#### EXERCISE OBJECTIVE
Count how many lines of the material below have the word "Keith" and give only the number.

(Stored records)

····················

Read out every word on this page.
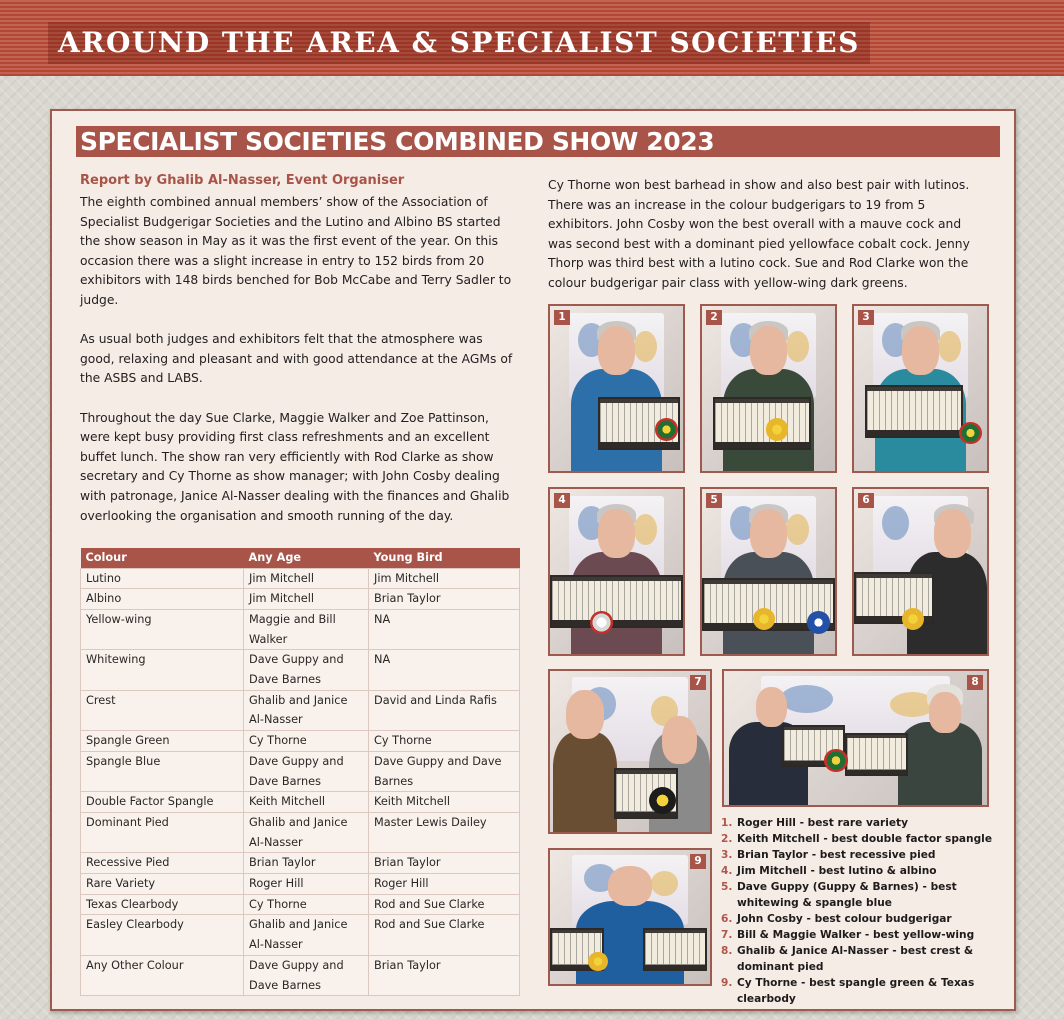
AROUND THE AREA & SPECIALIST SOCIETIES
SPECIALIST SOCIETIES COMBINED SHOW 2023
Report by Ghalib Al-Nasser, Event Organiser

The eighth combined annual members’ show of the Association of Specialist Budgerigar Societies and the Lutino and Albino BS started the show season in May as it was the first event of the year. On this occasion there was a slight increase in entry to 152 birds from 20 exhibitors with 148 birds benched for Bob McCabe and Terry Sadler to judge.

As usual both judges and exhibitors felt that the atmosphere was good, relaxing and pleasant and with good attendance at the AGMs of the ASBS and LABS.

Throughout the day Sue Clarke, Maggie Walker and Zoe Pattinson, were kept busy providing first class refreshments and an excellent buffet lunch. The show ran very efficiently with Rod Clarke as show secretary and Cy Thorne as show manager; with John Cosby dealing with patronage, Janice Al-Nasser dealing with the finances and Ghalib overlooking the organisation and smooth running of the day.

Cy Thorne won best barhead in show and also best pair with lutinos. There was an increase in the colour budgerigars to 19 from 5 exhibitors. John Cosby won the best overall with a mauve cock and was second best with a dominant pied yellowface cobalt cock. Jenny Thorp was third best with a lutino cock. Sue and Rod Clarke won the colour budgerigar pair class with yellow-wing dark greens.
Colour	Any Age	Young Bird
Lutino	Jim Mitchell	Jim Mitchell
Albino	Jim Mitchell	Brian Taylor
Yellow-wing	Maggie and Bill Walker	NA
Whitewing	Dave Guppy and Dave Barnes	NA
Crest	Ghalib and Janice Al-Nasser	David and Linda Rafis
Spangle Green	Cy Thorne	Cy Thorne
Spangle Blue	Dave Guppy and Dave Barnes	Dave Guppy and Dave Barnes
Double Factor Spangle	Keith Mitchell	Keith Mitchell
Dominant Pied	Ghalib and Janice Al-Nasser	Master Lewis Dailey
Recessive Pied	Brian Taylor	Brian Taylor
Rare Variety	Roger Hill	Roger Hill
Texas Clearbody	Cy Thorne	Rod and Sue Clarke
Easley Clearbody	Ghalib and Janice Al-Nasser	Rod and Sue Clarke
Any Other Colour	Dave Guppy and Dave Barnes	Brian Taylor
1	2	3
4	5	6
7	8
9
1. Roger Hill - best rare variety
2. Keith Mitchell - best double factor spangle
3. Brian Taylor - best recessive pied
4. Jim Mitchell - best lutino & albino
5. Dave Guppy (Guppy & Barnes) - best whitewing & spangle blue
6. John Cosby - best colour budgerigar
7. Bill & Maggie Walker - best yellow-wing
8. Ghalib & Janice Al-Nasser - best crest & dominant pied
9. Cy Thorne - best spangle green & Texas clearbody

····················

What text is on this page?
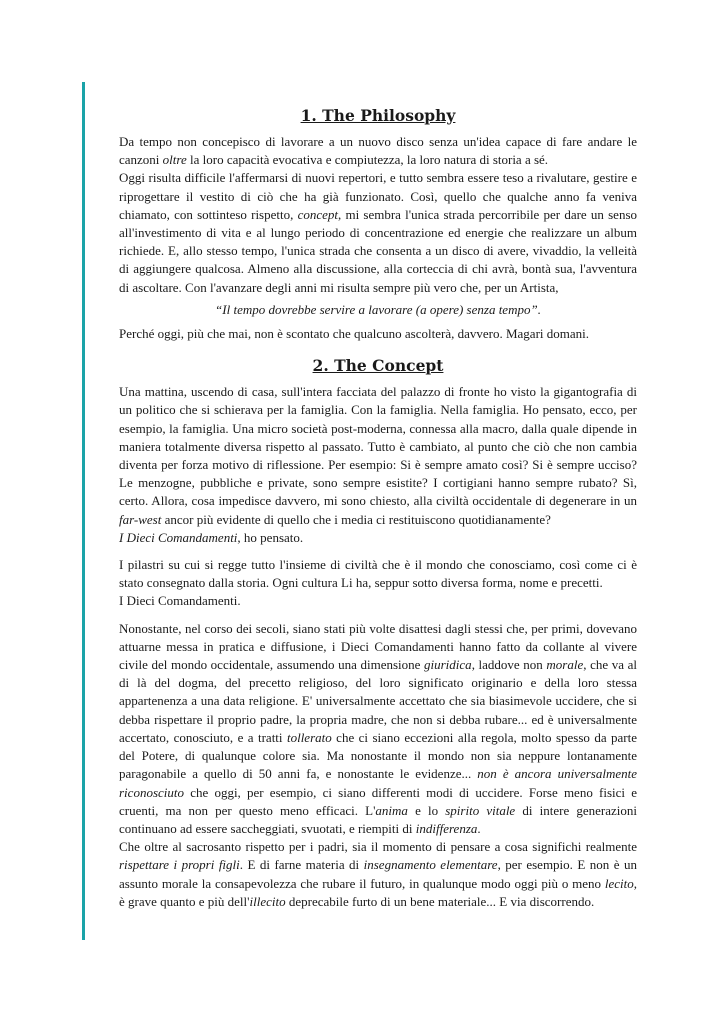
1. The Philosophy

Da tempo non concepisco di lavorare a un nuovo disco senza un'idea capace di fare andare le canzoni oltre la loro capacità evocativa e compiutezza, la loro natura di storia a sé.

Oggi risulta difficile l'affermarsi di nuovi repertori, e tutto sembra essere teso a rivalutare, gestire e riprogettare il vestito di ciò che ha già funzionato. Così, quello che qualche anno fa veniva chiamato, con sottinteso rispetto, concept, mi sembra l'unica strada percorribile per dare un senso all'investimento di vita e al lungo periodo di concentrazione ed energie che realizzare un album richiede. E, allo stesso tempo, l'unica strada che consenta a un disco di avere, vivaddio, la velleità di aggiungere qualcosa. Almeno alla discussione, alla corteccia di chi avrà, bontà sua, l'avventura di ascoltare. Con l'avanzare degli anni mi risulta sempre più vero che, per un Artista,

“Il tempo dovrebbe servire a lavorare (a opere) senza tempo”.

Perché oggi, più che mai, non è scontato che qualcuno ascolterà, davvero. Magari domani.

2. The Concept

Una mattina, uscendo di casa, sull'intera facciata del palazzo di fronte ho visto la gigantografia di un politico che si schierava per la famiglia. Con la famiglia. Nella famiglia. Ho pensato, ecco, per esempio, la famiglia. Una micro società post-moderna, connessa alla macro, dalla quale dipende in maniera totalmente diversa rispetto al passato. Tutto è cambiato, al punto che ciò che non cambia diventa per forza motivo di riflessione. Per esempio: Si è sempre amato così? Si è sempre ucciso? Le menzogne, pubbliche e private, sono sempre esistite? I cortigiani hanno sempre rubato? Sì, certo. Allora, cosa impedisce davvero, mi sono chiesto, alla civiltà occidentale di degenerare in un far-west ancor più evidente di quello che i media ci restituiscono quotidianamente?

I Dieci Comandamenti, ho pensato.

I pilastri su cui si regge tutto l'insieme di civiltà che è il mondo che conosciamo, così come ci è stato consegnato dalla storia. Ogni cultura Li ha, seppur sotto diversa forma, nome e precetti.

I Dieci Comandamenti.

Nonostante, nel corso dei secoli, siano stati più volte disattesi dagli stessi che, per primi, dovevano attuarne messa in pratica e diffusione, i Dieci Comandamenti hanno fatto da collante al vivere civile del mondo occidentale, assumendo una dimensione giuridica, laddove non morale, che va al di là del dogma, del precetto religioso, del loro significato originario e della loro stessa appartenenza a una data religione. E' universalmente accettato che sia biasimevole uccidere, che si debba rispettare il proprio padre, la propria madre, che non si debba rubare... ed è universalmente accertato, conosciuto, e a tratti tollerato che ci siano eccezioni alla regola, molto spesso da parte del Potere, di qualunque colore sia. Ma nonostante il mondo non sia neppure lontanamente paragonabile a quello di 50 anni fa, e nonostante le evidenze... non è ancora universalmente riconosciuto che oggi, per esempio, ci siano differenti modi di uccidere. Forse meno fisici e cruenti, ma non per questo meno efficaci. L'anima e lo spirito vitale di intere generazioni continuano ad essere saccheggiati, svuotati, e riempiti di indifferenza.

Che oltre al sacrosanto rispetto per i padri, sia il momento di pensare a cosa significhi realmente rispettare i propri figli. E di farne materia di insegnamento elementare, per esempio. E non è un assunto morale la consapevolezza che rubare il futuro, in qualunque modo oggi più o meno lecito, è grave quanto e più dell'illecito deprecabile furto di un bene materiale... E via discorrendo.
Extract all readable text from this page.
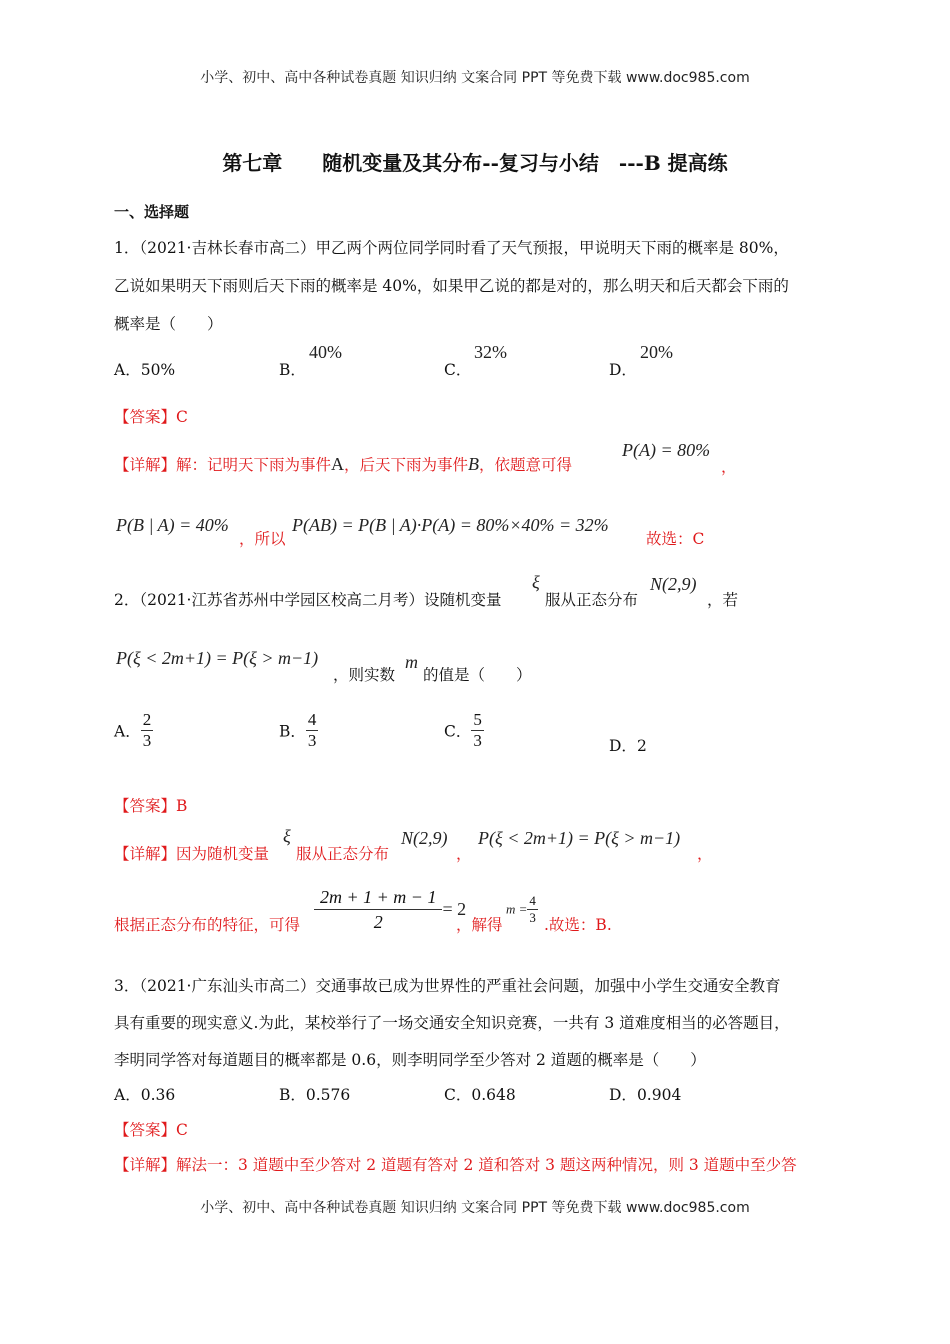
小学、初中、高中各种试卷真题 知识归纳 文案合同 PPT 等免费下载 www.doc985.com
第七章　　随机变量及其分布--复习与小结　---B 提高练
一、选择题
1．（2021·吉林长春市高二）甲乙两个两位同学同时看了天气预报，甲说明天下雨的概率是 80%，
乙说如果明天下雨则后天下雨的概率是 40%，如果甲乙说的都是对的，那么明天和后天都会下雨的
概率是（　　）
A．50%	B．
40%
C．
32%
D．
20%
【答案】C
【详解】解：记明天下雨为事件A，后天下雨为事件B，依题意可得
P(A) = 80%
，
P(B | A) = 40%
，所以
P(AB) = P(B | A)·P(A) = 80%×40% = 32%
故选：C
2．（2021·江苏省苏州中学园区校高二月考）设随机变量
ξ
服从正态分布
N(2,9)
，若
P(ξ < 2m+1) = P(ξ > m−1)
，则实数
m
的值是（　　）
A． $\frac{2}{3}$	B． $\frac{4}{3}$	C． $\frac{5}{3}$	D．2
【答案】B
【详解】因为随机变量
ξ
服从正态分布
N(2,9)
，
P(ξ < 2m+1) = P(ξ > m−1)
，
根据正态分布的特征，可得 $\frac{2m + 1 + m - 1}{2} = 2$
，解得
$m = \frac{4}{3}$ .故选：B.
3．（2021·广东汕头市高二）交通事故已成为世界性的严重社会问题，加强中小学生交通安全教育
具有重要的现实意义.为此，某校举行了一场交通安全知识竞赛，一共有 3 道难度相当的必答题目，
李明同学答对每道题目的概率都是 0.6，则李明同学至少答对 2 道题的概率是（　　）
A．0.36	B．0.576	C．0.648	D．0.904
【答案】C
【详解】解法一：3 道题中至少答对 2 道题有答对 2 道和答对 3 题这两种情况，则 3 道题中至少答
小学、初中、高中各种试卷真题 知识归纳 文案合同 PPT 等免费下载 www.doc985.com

····················

#### SOLUTION TO THIS PROBLEM
2